## Problem requirements
Output all records precisely as written.

## Task input
※

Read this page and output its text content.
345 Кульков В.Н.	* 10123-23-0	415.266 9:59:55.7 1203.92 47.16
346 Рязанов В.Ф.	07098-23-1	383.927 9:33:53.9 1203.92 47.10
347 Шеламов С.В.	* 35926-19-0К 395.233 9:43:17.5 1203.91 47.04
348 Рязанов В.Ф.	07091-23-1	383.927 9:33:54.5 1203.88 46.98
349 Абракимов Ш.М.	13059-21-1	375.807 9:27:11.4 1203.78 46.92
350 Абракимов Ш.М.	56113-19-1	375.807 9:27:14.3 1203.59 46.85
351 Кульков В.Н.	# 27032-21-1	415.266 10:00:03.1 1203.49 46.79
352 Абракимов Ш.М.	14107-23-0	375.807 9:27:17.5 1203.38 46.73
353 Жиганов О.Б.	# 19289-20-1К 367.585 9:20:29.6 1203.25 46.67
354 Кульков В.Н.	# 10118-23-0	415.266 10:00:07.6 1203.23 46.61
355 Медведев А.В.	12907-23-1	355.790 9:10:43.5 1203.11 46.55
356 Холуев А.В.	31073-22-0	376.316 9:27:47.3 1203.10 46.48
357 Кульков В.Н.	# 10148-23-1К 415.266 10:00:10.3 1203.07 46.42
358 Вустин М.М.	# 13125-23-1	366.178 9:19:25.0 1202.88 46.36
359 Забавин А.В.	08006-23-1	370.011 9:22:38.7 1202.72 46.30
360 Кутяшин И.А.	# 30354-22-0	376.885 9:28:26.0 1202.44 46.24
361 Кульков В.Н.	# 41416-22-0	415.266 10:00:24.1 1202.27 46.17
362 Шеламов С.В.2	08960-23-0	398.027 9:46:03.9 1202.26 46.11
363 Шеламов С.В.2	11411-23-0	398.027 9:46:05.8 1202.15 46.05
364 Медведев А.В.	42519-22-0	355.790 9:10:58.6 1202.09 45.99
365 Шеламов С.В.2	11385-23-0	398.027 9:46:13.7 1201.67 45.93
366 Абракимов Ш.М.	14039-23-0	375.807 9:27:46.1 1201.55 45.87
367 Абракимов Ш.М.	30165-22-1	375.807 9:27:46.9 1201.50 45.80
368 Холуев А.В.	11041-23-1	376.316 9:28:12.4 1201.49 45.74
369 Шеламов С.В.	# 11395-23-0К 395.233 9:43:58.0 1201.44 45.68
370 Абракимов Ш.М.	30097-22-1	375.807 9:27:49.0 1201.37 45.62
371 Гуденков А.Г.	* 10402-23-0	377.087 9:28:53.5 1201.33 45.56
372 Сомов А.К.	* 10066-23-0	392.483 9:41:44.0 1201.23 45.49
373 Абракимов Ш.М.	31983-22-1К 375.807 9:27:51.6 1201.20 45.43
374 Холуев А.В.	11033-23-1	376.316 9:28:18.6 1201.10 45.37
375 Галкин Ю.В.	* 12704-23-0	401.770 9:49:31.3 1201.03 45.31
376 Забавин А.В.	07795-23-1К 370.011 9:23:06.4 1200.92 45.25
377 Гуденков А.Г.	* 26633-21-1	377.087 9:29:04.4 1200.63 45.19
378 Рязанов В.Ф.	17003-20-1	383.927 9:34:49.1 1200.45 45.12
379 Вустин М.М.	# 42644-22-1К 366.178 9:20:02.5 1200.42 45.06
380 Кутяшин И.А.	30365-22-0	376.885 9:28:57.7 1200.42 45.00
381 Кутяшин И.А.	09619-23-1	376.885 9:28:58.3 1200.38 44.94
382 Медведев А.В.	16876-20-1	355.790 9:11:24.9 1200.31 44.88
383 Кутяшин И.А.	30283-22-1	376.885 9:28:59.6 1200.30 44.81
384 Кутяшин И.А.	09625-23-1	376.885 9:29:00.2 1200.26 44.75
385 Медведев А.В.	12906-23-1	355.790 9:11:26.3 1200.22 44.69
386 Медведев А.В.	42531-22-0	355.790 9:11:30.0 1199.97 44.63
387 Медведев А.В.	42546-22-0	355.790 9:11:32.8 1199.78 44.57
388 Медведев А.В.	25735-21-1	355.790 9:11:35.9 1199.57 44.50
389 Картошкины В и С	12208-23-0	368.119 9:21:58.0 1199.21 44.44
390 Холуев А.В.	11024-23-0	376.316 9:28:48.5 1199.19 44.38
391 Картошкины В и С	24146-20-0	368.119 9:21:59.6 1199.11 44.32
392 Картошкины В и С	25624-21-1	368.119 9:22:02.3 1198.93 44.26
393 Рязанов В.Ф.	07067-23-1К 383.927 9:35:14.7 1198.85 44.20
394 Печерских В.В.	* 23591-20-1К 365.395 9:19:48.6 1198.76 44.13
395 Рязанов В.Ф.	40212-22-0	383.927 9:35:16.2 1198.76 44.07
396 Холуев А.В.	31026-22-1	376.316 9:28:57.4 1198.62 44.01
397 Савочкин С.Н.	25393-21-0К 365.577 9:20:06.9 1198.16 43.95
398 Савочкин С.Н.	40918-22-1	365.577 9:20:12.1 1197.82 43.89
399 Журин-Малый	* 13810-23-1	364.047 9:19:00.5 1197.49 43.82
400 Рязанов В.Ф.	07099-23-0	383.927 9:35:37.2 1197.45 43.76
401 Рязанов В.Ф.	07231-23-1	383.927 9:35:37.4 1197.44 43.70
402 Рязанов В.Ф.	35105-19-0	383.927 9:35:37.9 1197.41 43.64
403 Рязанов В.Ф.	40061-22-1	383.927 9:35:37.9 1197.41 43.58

※

## Response to this task
Read this page and output its text content.
345 Кульков В.Н.	* 10123-23-0	415.266 9:59:55.7 1203.92 47.16
346 Рязанов В.Ф.	07098-23-1	383.927 9:33:53.9 1203.92 47.10
347 Шеламов С.В.	* 35926-19-0К 395.233 9:43:17.5 1203.91 47.04
348 Рязанов В.Ф.	07091-23-1	383.927 9:33:54.5 1203.88 46.98
349 Абракимов Ш.М.	13059-21-1	375.807 9:27:11.4 1203.78 46.92
350 Абракимов Ш.М.	56113-19-1	375.807 9:27:14.3 1203.59 46.85
351 Кульков В.Н.	# 27032-21-1	415.266 10:00:03.1 1203.49 46.79
352 Абракимов Ш.М.	14107-23-0	375.807 9:27:17.5 1203.38 46.73
353 Жиганов О.Б.	# 19289-20-1К 367.585 9:20:29.6 1203.25 46.67
354 Кульков В.Н.	# 10118-23-0	415.266 10:00:07.6 1203.23 46.61
355 Медведев А.В.	12907-23-1	355.790 9:10:43.5 1203.11 46.55
356 Холуев А.В.	31073-22-0	376.316 9:27:47.3 1203.10 46.48
357 Кульков В.Н.	# 10148-23-1К 415.266 10:00:10.3 1203.07 46.42
358 Вустин М.М.	# 13125-23-1	366.178 9:19:25.0 1202.88 46.36
359 Забавин А.В.	08006-23-1	370.011 9:22:38.7 1202.72 46.30
360 Кутяшин И.А.	# 30354-22-0	376.885 9:28:26.0 1202.44 46.24
361 Кульков В.Н.	# 41416-22-0	415.266 10:00:24.1 1202.27 46.17
362 Шеламов С.В.2	08960-23-0	398.027 9:46:03.9 1202.26 46.11
363 Шеламов С.В.2	11411-23-0	398.027 9:46:05.8 1202.15 46.05
364 Медведев А.В.	42519-22-0	355.790 9:10:58.6 1202.09 45.99
365 Шеламов С.В.2	11385-23-0	398.027 9:46:13.7 1201.67 45.93
366 Абракимов Ш.М.	14039-23-0	375.807 9:27:46.1 1201.55 45.87
367 Абракимов Ш.М.	30165-22-1	375.807 9:27:46.9 1201.50 45.80
368 Холуев А.В.	11041-23-1	376.316 9:28:12.4 1201.49 45.74
369 Шеламов С.В.	# 11395-23-0К 395.233 9:43:58.0 1201.44 45.68
370 Абракимов Ш.М.	30097-22-1	375.807 9:27:49.0 1201.37 45.62
371 Гуденков А.Г.	* 10402-23-0	377.087 9:28:53.5 1201.33 45.56
372 Сомов А.К.	* 10066-23-0	392.483 9:41:44.0 1201.23 45.49
373 Абракимов Ш.М.	31983-22-1К 375.807 9:27:51.6 1201.20 45.43
374 Холуев А.В.	11033-23-1	376.316 9:28:18.6 1201.10 45.37
375 Галкин Ю.В.	* 12704-23-0	401.770 9:49:31.3 1201.03 45.31
376 Забавин А.В.	07795-23-1К 370.011 9:23:06.4 1200.92 45.25
377 Гуденков А.Г.	* 26633-21-1	377.087 9:29:04.4 1200.63 45.19
378 Рязанов В.Ф.	17003-20-1	383.927 9:34:49.1 1200.45 45.12
379 Вустин М.М.	# 42644-22-1К 366.178 9:20:02.5 1200.42 45.06
380 Кутяшин И.А.	30365-22-0	376.885 9:28:57.7 1200.42 45.00
381 Кутяшин И.А.	09619-23-1	376.885 9:28:58.3 1200.38 44.94
382 Медведев А.В.	16876-20-1	355.790 9:11:24.9 1200.31 44.88
383 Кутяшин И.А.	30283-22-1	376.885 9:28:59.6 1200.30 44.81
384 Кутяшин И.А.	09625-23-1	376.885 9:29:00.2 1200.26 44.75
385 Медведев А.В.	12906-23-1	355.790 9:11:26.3 1200.22 44.69
386 Медведев А.В.	42531-22-0	355.790 9:11:30.0 1199.97 44.63
387 Медведев А.В.	42546-22-0	355.790 9:11:32.8 1199.78 44.57
388 Медведев А.В.	25735-21-1	355.790 9:11:35.9 1199.57 44.50
389 Картошкины В и С	12208-23-0	368.119 9:21:58.0 1199.21 44.44
390 Холуев А.В.	11024-23-0	376.316 9:28:48.5 1199.19 44.38
391 Картошкины В и С	24146-20-0	368.119 9:21:59.6 1199.11 44.32
392 Картошкины В и С	25624-21-1	368.119 9:22:02.3 1198.93 44.26
393 Рязанов В.Ф.	07067-23-1К 383.927 9:35:14.7 1198.85 44.20
394 Печерских В.В.	* 23591-20-1К 365.395 9:19:48.6 1198.76 44.13
395 Рязанов В.Ф.	40212-22-0	383.927 9:35:16.2 1198.76 44.07
396 Холуев А.В.	31026-22-1	376.316 9:28:57.4 1198.62 44.01
397 Савочкин С.Н.	25393-21-0К 365.577 9:20:06.9 1198.16 43.95
398 Савочкин С.Н.	40918-22-1	365.577 9:20:12.1 1197.82 43.89
399 Журин-Малый	* 13810-23-1	364.047 9:19:00.5 1197.49 43.82
400 Рязанов В.Ф.	07099-23-0	383.927 9:35:37.2 1197.45 43.76
401 Рязанов В.Ф.	07231-23-1	383.927 9:35:37.4 1197.44 43.70
402 Рязанов В.Ф.	35105-19-0	383.927 9:35:37.9 1197.41 43.64
403 Рязанов В.Ф.	40061-22-1	383.927 9:35:37.9 1197.41 43.58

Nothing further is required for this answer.